Dataset records
##########
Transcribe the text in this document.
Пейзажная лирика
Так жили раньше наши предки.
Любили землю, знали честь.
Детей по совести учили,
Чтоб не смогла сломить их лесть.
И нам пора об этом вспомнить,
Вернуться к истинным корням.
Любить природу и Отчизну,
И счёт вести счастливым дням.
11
##########
__TASK DIRECTIONS__: Write out the complete set of records exactly as given.

__ANSWER__:
Transcribe the text in this document.
Пейзажная лирика
Так жили раньше наши предки.
Любили землю, знали честь.
Детей по совести учили,
Чтоб не смогла сломить их лесть.
И нам пора об этом вспомнить,
Вернуться к истинным корням.
Любить природу и Отчизну,
И счёт вести счастливым дням.
11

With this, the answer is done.